──────── EXERCISE MATERIALS ────────

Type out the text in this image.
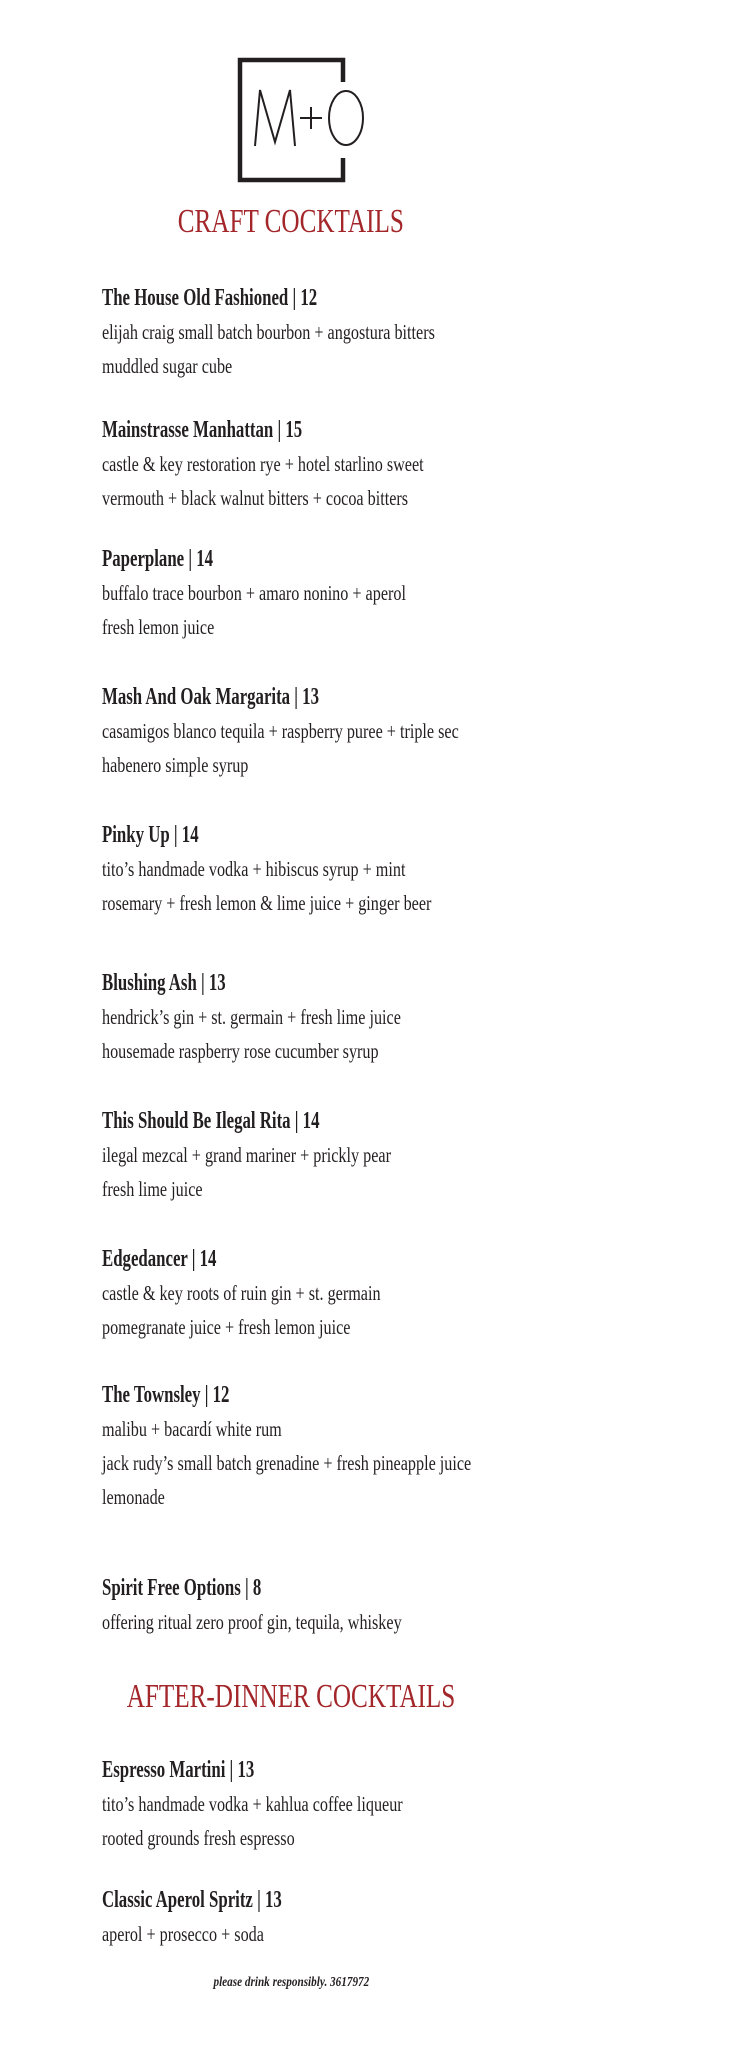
CRAFT COCKTAILS
The House Old Fashioned | 12
elijah craig small batch bourbon + angostura bitters
muddled sugar cube
Mainstrasse Manhattan | 15
castle & key restoration rye + hotel starlino sweet
vermouth + black walnut bitters + cocoa bitters
Paperplane | 14
buffalo trace bourbon + amaro nonino + aperol
fresh lemon juice
Mash And Oak Margarita | 13
casamigos blanco tequila + raspberry puree + triple sec
habenero simple syrup
Pinky Up | 14
tito’s handmade vodka + hibiscus syrup + mint
rosemary + fresh lemon & lime juice + ginger beer
Blushing Ash | 13
hendrick’s gin + st. germain + fresh lime juice
housemade raspberry rose cucumber syrup
This Should Be Ilegal Rita | 14
ilegal mezcal + grand mariner + prickly pear
fresh lime juice
Edgedancer | 14
castle & key roots of ruin gin + st. germain
pomegranate juice + fresh lemon juice
The Townsley | 12
malibu + bacardí white rum
jack rudy’s small batch grenadine + fresh pineapple juice
lemonade
Spirit Free Options | 8
offering ritual zero proof gin, tequila, whiskey
AFTER-DINNER COCKTAILS
Espresso Martini | 13
tito’s handmade vodka + kahlua coffee liqueur
rooted grounds fresh espresso
Classic Aperol Spritz | 13
aperol + prosecco + soda
please drink responsibly. 3617972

────────

§ **EXERCISE DIRECTIONS**:
Quote every entry exactly, with the pictures omitted.

§ **SOLVED EXERCISE**:
Type out the text in this image.
CRAFT COCKTAILS
The House Old Fashioned | 12
elijah craig small batch bourbon + angostura bitters
muddled sugar cube
Mainstrasse Manhattan | 15
castle & key restoration rye + hotel starlino sweet
vermouth + black walnut bitters + cocoa bitters
Paperplane | 14
buffalo trace bourbon + amaro nonino + aperol
fresh lemon juice
Mash And Oak Margarita | 13
casamigos blanco tequila + raspberry puree + triple sec
habenero simple syrup
Pinky Up | 14
tito’s handmade vodka + hibiscus syrup + mint
rosemary + fresh lemon & lime juice + ginger beer
Blushing Ash | 13
hendrick’s gin + st. germain + fresh lime juice
housemade raspberry rose cucumber syrup
This Should Be Ilegal Rita | 14
ilegal mezcal + grand mariner + prickly pear
fresh lime juice
Edgedancer | 14
castle & key roots of ruin gin + st. germain
pomegranate juice + fresh lemon juice
The Townsley | 12
malibu + bacardí white rum
jack rudy’s small batch grenadine + fresh pineapple juice
lemonade
Spirit Free Options | 8
offering ritual zero proof gin, tequila, whiskey
AFTER-DINNER COCKTAILS
Espresso Martini | 13
tito’s handmade vodka + kahlua coffee liqueur
rooted grounds fresh espresso
Classic Aperol Spritz | 13
aperol + prosecco + soda
please drink responsibly. 3617972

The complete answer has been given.